We focus on investigation of networks of protein interactions and studies of the architectures of nucleoprotein complexes. We have developed many new methods for the study of these areas that enable visualization of protein interactions in living cells and analysis of the structural organization and dynamics of transcription factor complexes in vitro. These approaches provide unique opportunities for us to investigate molecular processes in a physiological context. The goal of our studies is to understand how different combinations of proteins cooperate to produce distinct functional outcomes in different cell types and in response to different extracellular stimuli. In these studies, we focus on the functions of proto-oncogene transcription factors related to c-fos, c-jun, c-maf, c-myc and NFAT in the regulation of developmental and immunomodulatory genes.

Our previous studies of transcription factor interactions have produced several discoveries that have fundamentally altered our understanding of transcription regulatory mechanisms. David Leonard developed the gel based fluorescence resonance energy transfer (gelFRET) assay, and found that Fos-Jun heterodimers bound to AP-1 sites in a preferred orientation. Vladimir Ramirez-Carrozzi found that electrostatic interactions with sequences flanking the AP-1 site controlled the orientation of Fos-Jun binding and determined the cooperativity of DNA binding and transcription activation with the nuclear factor of activated T cells (NFAT1). Chang-Deng Hu developed the bimolecular fluorescence complementation (BiFC) assay and demonstrated that Fos-Jun heterodimers form more efficiently than Fos-ATF2 or Jun-ATF2 heterodimers when all three proteins are expressed in the same cell. Asya Grinberg found that Myc and Mad family proteins compete with different efficiencies for dimerization with Max in cells, and that they can all interact with Smad family transcription factors. Deyu Fang developed the ubiquitin-mediated fluorescence complementation (UbFC) assay and discovered that ubiquitinated Jun is translocated into lysosomes for degradation. Nirmala Rajaram discovered that Maf and Sox family proteins cooperate to regulate crystallin gene expression, and that a mutation in Maf that causes cataract alters the subnuclear localization and transcriptional activity of the complex. Claudius Vincenz developed methods for isolation of BiFC stabilized complexes (iBiSC) and demonstrated that different polycomb group proteins bind to different chromosomal regions. Xiaojun Ren identified new polycomb group protein interaction partners and demonstrated that they regulate the specificity of polycomb group binding to chromatin and their transcriptional activities. Present laboratory members are continuing to make new discoveries that add to our understanding of transcription regulatory mechanisms.

______________________________

Required tasks:
(1) In the research summary, copy the passage starting at "We focus on investigation" and ending at "and immunomodulatory genes.".
(2) According to the research summary, what controlled the orientation of Fos-Jun binding at the AP-1 site, and what else did that same factor determine? Answer in one to three sentences.
(3) Answer these questions from the research summary:
(a) In the regulation of which kinds of genes does the lab study proto-oncogene transcription factors?
(b) Which assay did Chang-Deng Hu develop?
(c) Into what is ubiquitinated Jun translocated for degradation?

______________________________

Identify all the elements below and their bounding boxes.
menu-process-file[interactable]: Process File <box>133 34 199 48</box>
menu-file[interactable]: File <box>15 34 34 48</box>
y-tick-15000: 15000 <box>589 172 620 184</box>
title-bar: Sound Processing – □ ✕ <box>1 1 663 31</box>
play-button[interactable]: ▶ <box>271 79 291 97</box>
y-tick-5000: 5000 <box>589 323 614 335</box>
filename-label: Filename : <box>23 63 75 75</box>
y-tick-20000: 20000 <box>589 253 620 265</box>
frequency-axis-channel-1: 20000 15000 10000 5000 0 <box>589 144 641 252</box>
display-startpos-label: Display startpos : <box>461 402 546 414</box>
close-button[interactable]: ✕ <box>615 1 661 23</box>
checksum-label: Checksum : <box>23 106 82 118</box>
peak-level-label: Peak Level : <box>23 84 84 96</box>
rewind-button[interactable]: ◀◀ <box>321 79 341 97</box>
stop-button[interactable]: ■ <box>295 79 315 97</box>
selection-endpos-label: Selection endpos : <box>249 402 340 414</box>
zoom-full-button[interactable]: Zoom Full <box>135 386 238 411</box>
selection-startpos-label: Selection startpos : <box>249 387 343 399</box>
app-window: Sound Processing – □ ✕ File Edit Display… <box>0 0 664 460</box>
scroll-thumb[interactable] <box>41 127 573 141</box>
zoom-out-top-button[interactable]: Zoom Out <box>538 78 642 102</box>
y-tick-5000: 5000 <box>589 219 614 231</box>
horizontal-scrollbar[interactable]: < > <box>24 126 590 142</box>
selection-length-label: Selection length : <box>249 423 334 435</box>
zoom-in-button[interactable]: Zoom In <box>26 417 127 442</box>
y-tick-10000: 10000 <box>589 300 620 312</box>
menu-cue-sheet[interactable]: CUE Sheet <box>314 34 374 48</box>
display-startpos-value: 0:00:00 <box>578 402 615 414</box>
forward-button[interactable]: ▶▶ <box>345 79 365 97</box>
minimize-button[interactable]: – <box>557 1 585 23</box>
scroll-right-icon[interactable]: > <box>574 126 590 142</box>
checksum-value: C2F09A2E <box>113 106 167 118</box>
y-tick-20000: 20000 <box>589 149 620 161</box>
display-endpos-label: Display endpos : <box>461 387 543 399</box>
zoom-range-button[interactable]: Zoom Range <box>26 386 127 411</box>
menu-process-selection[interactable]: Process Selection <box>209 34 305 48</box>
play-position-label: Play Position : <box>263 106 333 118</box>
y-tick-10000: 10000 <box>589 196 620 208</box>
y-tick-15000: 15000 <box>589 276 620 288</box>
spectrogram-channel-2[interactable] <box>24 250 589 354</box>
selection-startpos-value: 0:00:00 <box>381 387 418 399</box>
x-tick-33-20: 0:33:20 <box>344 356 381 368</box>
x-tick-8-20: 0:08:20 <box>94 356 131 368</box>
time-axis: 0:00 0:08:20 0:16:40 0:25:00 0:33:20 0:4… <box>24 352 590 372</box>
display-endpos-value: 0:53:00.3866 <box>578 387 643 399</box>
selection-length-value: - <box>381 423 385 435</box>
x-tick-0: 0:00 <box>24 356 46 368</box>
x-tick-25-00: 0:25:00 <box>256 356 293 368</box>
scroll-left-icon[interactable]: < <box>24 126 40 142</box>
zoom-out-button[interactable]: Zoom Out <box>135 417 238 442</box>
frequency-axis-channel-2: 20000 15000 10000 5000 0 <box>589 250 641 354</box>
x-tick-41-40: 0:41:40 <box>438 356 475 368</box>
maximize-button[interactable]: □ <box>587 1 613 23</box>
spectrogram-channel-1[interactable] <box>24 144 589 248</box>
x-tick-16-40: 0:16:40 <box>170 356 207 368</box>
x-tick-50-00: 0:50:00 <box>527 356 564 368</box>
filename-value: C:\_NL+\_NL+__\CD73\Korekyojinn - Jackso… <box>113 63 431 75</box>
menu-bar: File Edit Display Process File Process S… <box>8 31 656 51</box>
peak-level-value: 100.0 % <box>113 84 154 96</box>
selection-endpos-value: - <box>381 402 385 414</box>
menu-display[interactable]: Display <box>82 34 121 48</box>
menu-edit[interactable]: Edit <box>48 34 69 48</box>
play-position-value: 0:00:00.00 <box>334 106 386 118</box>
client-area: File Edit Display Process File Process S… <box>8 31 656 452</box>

______________________________

Outputs in order:
(1)
We focus on investigation of networks of protein interactions and studies of the architectures of nucleoprotein complexes. We have developed many new methods for the study of these areas that enable visualization of protein interactions in living cells and analysis of the structural organization and dynamics of transcription factor complexes in vitro. These approaches provide unique opportunities for us to investigate molecular processes in a physiological context. The goal of our studies is to understand how different combinations of proteins cooperate to produce distinct functional outcomes in different cell types and in response to different extracellular stimuli. In these studies, we focus on the functions of proto-oncogene transcription factors related to c-fos, c-jun, c-maf, c-myc and NFAT in the regulation of developmental and immunomodulatory genes.

(2) Electrostatic interactions with sequences flanking the AP-1 site controlled the orientation of Fos-Jun binding. These interactions also determined the cooperativity of DNA binding and transcription activation with the nuclear factor of activated T cells (NFAT1).

(3)
(a) Developmental and immunomodulatory genes.
(b) The bimolecular fluorescence complementation (BiFC) assay.
(c) Lysosomes.